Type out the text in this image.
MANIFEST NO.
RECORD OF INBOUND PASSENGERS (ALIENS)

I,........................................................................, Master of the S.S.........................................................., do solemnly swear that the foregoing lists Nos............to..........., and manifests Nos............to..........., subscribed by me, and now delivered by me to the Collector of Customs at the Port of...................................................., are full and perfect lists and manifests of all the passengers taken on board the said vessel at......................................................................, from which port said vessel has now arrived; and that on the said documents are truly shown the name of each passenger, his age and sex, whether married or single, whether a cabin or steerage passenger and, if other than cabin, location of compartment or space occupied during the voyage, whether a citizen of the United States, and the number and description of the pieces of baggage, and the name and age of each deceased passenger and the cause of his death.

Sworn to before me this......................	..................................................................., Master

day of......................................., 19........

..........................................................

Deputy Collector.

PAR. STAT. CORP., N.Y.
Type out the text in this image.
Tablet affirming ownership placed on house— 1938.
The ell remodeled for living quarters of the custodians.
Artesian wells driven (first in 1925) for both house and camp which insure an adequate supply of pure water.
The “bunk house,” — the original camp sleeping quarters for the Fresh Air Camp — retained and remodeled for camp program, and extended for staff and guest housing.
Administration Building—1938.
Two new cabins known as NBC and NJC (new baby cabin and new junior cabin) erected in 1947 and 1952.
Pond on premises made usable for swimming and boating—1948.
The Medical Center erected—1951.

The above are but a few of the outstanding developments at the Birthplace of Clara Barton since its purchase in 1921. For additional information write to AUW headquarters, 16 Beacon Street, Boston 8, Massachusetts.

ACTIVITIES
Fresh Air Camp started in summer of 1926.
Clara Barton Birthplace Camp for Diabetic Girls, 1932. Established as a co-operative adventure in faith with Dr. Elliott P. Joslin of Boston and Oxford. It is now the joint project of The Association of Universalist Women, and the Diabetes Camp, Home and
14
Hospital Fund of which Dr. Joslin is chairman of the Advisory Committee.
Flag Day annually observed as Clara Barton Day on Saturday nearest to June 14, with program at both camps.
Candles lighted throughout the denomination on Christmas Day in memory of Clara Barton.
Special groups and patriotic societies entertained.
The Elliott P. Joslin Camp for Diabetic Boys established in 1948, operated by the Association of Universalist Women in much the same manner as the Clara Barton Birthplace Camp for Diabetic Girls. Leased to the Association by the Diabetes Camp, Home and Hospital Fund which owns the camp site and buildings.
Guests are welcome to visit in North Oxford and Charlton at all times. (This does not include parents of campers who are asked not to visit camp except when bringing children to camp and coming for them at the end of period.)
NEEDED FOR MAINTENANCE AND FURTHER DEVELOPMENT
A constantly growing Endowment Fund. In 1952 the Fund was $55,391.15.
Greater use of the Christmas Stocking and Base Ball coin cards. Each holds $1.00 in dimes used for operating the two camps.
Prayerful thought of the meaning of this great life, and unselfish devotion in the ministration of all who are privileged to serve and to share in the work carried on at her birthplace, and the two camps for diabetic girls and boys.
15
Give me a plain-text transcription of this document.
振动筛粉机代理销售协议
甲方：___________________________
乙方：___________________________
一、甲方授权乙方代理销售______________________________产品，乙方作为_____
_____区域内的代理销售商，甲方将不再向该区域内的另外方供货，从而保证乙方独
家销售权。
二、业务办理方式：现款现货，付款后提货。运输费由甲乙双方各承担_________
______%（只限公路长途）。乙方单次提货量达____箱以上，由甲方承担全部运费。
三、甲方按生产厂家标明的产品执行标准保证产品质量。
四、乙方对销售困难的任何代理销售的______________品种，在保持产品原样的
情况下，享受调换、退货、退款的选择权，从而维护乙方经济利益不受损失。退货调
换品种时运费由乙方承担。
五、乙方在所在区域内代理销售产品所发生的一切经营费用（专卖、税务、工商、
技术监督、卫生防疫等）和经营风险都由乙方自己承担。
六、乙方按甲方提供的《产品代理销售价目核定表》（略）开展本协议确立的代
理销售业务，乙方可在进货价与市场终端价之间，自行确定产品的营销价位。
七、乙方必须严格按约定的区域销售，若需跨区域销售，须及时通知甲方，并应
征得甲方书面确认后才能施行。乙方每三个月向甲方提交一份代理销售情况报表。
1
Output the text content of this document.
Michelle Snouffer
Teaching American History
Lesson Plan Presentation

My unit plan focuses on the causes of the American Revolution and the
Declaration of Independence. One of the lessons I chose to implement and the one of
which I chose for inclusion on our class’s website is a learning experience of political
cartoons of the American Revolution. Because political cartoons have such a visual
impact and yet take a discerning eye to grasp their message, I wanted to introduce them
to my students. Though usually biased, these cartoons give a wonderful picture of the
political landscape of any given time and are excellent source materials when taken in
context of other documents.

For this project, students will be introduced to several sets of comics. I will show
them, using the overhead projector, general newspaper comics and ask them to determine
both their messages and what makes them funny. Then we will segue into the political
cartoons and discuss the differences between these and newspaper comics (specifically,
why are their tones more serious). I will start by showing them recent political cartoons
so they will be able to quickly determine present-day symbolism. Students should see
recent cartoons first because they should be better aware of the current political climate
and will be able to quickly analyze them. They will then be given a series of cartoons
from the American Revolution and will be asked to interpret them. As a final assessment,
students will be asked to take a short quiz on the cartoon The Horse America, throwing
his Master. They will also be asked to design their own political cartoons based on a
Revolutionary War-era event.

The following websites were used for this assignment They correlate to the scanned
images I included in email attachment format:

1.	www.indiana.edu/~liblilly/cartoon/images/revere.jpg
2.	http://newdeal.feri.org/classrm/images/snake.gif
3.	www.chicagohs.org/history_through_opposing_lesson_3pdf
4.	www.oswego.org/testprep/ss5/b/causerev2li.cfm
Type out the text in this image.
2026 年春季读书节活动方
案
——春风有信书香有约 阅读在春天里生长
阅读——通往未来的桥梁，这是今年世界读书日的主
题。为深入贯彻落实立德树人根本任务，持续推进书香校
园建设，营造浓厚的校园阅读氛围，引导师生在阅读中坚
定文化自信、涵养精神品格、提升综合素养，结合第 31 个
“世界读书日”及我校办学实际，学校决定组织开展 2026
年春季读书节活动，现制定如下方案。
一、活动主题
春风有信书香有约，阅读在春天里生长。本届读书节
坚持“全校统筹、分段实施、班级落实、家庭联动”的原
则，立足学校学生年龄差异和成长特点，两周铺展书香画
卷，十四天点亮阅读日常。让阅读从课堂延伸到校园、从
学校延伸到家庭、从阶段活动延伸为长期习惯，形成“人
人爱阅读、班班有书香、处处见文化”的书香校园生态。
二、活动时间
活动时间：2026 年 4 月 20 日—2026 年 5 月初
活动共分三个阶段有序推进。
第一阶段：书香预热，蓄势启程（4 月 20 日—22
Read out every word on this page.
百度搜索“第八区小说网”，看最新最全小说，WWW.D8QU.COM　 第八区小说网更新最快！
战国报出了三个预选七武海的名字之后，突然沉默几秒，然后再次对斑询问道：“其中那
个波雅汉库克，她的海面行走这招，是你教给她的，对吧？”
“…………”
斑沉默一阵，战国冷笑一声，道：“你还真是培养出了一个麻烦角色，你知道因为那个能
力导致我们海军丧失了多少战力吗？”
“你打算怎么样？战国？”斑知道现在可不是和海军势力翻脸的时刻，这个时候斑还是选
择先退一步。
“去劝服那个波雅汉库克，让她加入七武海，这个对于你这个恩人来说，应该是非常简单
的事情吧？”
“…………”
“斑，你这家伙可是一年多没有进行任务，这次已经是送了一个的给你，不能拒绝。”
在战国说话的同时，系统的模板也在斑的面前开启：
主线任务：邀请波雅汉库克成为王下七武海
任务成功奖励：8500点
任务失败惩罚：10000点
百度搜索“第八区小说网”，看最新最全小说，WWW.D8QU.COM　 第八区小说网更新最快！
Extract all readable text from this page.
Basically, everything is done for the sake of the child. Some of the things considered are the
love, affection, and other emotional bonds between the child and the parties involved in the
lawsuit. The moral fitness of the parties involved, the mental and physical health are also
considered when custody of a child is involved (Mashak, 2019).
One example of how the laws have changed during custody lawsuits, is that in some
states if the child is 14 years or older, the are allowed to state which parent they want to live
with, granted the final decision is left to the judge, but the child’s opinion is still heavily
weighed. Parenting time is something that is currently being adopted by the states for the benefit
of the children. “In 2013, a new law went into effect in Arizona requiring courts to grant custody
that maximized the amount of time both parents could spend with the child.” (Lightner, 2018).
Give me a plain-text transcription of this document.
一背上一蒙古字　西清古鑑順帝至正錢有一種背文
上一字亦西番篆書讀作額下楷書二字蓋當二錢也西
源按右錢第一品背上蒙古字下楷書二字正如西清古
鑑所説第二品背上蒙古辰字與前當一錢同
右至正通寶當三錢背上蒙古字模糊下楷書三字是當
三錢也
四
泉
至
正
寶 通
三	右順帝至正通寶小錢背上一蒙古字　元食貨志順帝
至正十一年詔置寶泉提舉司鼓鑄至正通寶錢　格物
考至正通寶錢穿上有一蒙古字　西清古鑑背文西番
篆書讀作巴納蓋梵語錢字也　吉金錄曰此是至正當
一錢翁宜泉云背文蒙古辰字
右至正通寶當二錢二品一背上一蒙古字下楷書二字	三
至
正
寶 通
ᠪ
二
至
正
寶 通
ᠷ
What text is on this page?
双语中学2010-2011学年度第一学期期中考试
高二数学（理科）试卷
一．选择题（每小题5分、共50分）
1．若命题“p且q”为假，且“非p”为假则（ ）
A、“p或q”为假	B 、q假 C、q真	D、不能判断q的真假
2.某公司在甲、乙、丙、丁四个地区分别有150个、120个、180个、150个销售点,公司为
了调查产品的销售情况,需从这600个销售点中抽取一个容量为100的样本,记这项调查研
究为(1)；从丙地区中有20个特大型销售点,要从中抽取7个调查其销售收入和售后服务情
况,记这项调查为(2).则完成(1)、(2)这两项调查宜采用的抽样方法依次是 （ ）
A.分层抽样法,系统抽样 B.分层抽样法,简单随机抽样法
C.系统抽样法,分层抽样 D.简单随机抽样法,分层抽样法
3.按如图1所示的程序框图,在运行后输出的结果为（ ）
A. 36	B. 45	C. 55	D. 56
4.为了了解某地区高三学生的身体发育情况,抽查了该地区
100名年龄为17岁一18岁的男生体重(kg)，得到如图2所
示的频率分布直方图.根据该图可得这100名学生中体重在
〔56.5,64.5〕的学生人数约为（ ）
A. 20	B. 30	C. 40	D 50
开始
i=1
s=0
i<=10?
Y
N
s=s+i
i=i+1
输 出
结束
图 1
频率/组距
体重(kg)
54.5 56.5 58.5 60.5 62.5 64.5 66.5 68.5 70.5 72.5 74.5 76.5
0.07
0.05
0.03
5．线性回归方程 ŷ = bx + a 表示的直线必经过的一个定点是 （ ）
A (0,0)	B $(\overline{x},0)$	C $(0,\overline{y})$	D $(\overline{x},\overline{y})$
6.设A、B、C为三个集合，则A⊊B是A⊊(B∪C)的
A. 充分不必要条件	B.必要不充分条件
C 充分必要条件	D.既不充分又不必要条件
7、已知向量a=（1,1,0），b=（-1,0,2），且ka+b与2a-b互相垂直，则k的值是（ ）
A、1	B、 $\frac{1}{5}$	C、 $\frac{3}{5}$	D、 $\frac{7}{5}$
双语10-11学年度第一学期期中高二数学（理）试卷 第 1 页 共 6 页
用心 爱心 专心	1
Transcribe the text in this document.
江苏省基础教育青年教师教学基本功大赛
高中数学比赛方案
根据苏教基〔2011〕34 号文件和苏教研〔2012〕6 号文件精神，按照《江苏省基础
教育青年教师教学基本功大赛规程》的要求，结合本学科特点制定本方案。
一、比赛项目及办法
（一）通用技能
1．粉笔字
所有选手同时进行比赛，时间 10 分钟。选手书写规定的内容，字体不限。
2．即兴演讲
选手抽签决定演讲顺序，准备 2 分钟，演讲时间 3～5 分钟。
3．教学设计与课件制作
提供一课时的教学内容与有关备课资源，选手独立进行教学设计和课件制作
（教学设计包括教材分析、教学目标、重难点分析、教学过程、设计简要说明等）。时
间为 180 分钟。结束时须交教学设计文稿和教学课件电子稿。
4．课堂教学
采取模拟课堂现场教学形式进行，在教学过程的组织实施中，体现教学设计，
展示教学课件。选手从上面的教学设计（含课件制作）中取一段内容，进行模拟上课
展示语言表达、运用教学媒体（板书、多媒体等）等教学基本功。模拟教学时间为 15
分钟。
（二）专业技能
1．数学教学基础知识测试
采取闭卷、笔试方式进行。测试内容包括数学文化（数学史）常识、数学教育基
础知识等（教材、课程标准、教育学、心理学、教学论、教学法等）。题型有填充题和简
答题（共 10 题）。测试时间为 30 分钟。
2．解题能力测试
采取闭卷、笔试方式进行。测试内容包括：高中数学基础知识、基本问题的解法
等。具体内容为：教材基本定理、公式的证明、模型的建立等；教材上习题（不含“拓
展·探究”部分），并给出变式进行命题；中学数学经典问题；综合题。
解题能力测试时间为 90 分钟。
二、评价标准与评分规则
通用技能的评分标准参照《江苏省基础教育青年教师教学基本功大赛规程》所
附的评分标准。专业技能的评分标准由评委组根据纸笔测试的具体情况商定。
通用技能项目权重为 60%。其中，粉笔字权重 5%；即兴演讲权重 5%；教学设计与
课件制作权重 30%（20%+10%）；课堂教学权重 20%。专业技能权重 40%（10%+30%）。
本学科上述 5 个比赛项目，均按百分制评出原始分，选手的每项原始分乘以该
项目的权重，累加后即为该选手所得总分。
════════════════════
Copy out every line of the listing that contains the string "remodeled".

## ANSWER IN FULL
The ell remodeled for living quarters of the custodians.
The “bunk house,” — the original camp sleeping quarters for the Fresh Air Camp — retained and remodeled for camp program, and extended for staff and guest housing.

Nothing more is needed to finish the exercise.